#### [Exercise prompt]
Pictures do not belong in your copy. Repeat all the other data exactly.

Collected data entries:
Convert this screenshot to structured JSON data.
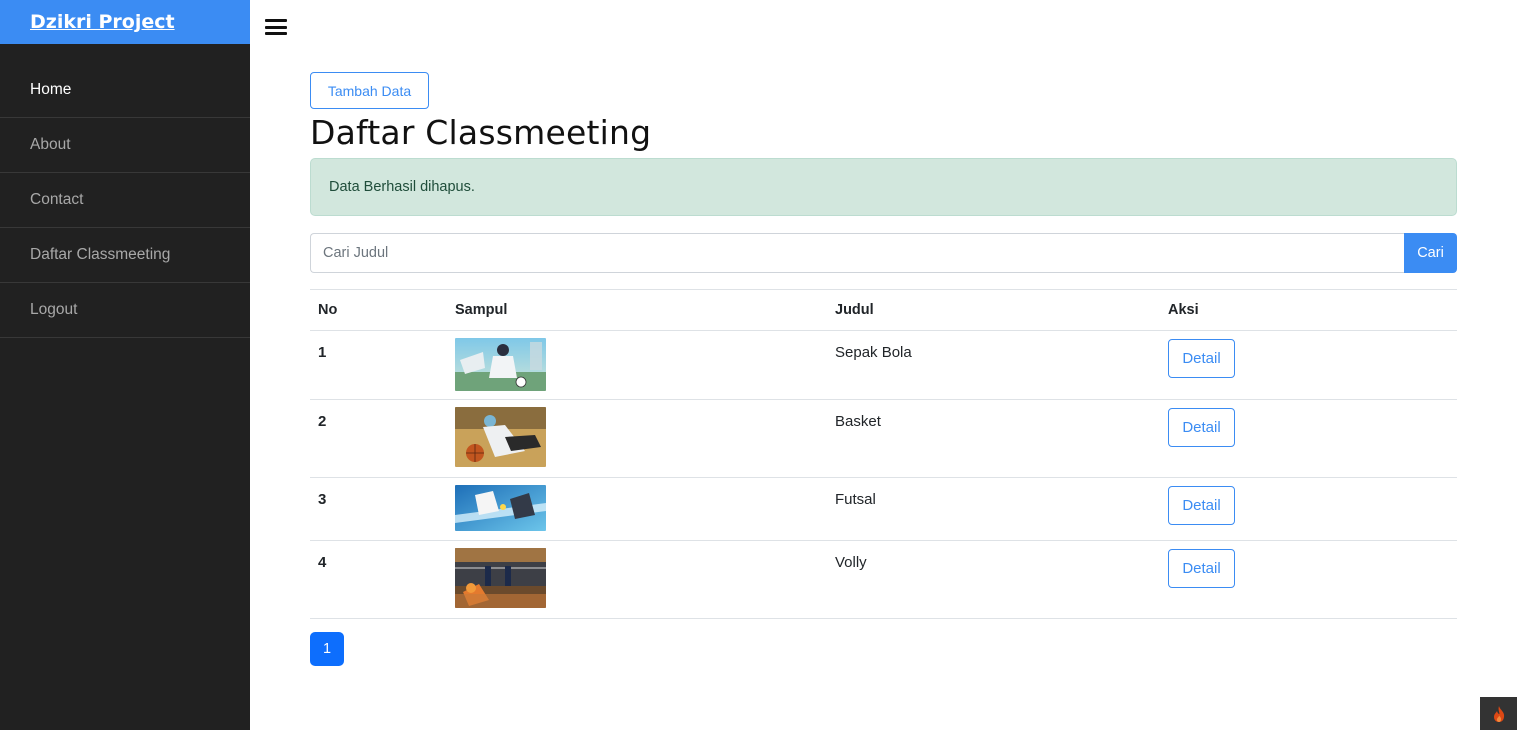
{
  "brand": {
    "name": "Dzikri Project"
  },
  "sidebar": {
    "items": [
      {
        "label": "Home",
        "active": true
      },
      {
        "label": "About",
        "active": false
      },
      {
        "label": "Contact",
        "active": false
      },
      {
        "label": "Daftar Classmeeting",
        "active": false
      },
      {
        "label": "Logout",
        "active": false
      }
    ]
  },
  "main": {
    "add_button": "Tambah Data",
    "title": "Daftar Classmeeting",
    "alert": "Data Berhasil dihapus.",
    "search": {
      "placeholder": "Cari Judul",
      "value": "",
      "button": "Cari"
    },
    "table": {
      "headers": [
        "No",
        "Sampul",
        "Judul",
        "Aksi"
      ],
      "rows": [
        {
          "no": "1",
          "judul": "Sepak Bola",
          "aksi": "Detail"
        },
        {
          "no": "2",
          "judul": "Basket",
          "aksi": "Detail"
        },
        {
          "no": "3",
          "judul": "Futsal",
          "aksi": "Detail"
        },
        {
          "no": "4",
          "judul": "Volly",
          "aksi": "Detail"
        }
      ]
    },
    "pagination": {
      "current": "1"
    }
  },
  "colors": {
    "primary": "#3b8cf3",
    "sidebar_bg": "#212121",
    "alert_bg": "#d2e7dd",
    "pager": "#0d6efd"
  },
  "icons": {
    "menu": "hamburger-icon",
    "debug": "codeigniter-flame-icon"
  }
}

#### [Exercise result]
Convert this screenshot to structured JSON data.
{
  "brand": {
    "name": "Dzikri Project"
  },
  "sidebar": {
    "items": [
      {
        "label": "Home",
        "active": true
      },
      {
        "label": "About",
        "active": false
      },
      {
        "label": "Contact",
        "active": false
      },
      {
        "label": "Daftar Classmeeting",
        "active": false
      },
      {
        "label": "Logout",
        "active": false
      }
    ]
  },
  "main": {
    "add_button": "Tambah Data",
    "title": "Daftar Classmeeting",
    "alert": "Data Berhasil dihapus.",
    "search": {
      "placeholder": "Cari Judul",
      "value": "",
      "button": "Cari"
    },
    "table": {
      "headers": [
        "No",
        "Sampul",
        "Judul",
        "Aksi"
      ],
      "rows": [
        {
          "no": "1",
          "judul": "Sepak Bola",
          "aksi": "Detail"
        },
        {
          "no": "2",
          "judul": "Basket",
          "aksi": "Detail"
        },
        {
          "no": "3",
          "judul": "Futsal",
          "aksi": "Detail"
        },
        {
          "no": "4",
          "judul": "Volly",
          "aksi": "Detail"
        }
      ]
    },
    "pagination": {
      "current": "1"
    }
  },
  "colors": {
    "primary": "#3b8cf3",
    "sidebar_bg": "#212121",
    "alert_bg": "#d2e7dd",
    "pager": "#0d6efd"
  },
  "icons": {
    "menu": "hamburger-icon",
    "debug": "codeigniter-flame-icon"
  }
}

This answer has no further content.